__EXERCISE__:
Return, word for word, the lines of the items below, starting at the very first line and ending with the line that contains "limit-line-today: 今天12月14日是周一，限行尾号1和6； —", both included.

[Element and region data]
╭──

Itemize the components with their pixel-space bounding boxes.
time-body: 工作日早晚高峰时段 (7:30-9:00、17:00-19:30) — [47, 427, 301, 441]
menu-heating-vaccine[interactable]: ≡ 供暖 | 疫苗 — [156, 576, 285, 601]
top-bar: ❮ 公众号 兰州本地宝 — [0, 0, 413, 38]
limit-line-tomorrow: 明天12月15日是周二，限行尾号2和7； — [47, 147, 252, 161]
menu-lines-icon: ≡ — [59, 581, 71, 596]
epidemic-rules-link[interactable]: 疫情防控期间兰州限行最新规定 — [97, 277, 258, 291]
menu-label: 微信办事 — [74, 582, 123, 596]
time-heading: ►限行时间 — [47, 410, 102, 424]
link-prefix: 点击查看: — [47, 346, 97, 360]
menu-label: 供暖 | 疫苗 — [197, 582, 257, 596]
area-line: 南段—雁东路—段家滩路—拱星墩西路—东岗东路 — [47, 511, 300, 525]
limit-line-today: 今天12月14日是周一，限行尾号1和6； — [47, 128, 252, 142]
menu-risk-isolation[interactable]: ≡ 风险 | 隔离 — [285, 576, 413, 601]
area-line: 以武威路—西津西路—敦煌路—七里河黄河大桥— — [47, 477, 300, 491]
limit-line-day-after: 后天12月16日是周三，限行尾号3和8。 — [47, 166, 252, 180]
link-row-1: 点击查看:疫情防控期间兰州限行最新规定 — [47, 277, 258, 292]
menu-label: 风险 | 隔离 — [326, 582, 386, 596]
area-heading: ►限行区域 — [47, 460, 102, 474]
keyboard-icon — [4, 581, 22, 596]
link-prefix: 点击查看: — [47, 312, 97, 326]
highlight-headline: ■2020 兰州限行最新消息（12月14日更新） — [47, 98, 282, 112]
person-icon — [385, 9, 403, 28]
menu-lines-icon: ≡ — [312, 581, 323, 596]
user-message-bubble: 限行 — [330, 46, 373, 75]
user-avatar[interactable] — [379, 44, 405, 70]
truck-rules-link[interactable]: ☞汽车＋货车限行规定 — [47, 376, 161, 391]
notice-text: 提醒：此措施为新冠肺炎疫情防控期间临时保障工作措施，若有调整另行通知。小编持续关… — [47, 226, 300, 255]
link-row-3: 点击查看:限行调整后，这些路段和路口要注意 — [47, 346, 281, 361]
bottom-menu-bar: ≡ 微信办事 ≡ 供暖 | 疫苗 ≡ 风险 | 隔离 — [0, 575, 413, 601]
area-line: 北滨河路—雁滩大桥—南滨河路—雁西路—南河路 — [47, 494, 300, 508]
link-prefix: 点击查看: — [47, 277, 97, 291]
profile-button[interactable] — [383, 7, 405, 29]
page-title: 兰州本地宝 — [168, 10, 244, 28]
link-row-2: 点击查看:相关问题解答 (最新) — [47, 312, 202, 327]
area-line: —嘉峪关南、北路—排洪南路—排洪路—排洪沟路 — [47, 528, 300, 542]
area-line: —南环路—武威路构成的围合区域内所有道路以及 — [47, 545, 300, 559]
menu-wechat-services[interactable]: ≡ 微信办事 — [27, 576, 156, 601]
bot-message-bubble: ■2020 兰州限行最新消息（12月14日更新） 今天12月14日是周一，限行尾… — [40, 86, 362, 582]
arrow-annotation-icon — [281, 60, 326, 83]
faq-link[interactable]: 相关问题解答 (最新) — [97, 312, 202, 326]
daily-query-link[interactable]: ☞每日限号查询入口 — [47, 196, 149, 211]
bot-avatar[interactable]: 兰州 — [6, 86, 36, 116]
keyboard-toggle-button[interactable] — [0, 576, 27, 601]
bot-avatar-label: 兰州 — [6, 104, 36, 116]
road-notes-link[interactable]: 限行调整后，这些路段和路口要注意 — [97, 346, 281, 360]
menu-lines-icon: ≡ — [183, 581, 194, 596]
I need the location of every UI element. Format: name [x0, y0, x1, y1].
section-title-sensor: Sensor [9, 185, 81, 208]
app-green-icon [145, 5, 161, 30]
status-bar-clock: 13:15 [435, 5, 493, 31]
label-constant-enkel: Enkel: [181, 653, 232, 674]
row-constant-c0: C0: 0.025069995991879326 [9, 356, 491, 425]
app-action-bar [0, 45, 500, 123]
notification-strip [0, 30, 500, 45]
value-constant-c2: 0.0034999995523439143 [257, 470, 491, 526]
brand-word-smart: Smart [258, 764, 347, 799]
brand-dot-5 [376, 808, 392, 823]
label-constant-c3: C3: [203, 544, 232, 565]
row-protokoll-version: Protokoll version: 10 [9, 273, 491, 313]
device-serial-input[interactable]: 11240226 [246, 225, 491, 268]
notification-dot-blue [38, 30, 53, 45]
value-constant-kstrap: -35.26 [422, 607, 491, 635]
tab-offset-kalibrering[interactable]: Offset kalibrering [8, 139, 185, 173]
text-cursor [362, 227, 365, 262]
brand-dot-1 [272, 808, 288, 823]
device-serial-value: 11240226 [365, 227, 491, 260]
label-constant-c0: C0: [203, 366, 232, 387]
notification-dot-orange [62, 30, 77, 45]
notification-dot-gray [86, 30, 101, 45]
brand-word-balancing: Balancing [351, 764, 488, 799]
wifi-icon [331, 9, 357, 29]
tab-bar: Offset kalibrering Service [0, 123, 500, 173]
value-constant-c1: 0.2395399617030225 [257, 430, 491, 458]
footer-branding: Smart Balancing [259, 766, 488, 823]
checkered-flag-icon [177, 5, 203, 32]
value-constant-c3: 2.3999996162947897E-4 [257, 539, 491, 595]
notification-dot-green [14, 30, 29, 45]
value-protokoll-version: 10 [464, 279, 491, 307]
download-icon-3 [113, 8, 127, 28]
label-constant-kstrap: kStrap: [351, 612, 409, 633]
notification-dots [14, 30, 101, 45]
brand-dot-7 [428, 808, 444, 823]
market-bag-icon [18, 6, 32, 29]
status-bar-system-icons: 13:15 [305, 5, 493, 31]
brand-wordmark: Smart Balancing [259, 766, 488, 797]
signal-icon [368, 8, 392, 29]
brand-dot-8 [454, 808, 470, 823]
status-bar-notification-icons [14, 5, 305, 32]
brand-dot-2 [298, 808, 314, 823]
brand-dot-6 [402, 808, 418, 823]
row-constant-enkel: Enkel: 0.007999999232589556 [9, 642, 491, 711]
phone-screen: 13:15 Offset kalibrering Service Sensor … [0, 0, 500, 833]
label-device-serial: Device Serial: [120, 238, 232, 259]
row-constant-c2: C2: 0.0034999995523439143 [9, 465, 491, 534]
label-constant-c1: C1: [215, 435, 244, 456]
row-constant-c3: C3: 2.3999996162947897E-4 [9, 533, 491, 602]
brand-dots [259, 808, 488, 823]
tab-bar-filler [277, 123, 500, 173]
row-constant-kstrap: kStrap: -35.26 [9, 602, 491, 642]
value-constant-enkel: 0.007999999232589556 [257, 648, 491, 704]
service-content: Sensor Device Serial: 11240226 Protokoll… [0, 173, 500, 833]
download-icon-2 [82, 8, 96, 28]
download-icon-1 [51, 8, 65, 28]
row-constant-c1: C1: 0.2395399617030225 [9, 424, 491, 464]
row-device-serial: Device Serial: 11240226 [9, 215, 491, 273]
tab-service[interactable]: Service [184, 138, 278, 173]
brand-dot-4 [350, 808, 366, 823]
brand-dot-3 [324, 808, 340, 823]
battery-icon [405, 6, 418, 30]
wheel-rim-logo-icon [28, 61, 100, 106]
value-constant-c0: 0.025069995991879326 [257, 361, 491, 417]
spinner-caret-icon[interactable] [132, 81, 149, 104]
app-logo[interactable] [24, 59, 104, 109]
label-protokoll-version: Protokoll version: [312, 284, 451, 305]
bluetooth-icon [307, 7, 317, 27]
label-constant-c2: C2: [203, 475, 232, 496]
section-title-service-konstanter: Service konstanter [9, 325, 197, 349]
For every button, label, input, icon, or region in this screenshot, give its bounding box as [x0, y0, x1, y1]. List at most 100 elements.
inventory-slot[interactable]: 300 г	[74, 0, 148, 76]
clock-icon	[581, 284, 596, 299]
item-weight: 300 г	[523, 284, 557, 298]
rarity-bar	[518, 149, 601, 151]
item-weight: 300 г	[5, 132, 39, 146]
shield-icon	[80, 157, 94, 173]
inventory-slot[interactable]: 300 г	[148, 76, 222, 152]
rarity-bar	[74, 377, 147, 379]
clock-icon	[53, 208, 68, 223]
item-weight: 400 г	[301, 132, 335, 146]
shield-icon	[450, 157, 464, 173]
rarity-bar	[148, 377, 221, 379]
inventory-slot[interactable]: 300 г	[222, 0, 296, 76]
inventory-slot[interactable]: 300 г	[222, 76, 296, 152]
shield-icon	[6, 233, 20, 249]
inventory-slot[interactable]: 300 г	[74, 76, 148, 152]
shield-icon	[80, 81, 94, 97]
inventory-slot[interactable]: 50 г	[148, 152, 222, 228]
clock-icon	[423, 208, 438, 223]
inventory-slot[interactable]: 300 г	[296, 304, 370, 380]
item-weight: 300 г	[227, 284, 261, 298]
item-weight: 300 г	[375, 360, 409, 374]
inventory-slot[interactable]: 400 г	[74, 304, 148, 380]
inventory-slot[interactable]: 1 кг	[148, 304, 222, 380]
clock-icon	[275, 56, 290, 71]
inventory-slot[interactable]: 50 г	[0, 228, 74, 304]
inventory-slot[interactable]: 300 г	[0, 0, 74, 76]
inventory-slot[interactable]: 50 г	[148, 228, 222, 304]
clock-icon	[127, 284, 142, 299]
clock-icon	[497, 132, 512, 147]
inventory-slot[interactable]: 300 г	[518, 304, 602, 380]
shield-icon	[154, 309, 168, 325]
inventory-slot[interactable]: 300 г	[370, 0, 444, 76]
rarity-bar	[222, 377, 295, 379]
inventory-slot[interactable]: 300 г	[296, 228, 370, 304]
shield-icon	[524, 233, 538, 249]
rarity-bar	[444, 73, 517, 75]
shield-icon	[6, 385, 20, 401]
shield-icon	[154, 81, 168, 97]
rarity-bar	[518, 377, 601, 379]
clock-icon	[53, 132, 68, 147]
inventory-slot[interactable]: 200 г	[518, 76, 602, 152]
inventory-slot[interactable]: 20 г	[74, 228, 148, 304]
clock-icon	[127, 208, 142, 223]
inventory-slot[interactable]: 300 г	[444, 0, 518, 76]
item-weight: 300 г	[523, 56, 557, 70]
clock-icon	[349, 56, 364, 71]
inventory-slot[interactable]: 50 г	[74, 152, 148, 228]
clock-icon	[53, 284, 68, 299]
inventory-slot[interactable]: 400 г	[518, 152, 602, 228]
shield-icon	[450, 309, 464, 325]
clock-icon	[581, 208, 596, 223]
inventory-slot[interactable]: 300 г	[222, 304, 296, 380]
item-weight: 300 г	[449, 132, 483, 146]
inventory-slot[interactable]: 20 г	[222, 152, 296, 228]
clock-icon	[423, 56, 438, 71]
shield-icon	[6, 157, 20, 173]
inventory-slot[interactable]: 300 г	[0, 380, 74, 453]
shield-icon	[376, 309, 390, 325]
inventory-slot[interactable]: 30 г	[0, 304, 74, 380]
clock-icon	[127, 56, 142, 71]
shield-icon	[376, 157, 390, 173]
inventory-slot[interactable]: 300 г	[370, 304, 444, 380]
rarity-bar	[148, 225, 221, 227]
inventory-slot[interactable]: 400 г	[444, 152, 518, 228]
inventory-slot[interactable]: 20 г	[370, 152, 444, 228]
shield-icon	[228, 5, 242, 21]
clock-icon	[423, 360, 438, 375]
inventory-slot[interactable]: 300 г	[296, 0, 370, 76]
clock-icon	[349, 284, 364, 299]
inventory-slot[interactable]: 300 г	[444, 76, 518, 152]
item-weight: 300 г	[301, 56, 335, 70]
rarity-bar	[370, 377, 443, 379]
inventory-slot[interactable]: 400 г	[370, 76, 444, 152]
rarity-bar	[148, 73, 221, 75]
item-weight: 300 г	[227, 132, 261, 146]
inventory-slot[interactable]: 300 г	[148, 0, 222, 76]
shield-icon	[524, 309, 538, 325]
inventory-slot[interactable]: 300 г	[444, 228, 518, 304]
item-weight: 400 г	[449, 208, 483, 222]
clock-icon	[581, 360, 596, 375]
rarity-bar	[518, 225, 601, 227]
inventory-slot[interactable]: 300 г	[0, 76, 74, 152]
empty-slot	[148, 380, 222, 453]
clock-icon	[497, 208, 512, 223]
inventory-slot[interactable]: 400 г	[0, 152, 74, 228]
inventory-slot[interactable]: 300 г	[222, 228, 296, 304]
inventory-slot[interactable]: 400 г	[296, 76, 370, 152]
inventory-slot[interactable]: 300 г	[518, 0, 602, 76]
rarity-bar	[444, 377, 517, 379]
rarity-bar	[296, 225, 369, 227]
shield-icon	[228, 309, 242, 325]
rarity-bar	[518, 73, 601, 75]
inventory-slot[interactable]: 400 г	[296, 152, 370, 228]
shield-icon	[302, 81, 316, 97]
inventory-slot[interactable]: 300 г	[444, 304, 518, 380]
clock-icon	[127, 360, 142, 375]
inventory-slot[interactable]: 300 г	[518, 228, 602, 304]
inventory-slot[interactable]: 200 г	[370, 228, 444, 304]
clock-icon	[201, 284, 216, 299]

╰──

__THE SOLUTION__:
Itemize the components with their pixel-space bounding boxes.
time-body: 工作日早晚高峰时段 (7:30-9:00、17:00-19:30) — [47, 427, 301, 441]
menu-heating-vaccine[interactable]: ≡ 供暖 | 疫苗 — [156, 576, 285, 601]
top-bar: ❮ 公众号 兰州本地宝 — [0, 0, 413, 38]
limit-line-tomorrow: 明天12月15日是周二，限行尾号2和7； — [47, 147, 252, 161]
menu-lines-icon: ≡ — [59, 581, 71, 596]
epidemic-rules-link[interactable]: 疫情防控期间兰州限行最新规定 — [97, 277, 258, 291]
menu-label: 微信办事 — [74, 582, 123, 596]
time-heading: ►限行时间 — [47, 410, 102, 424]
link-prefix: 点击查看: — [47, 346, 97, 360]
menu-label: 供暖 | 疫苗 — [197, 582, 257, 596]
area-line: 南段—雁东路—段家滩路—拱星墩西路—东岗东路 — [47, 511, 300, 525]
limit-line-today: 今天12月14日是周一，限行尾号1和6； — [47, 128, 252, 142]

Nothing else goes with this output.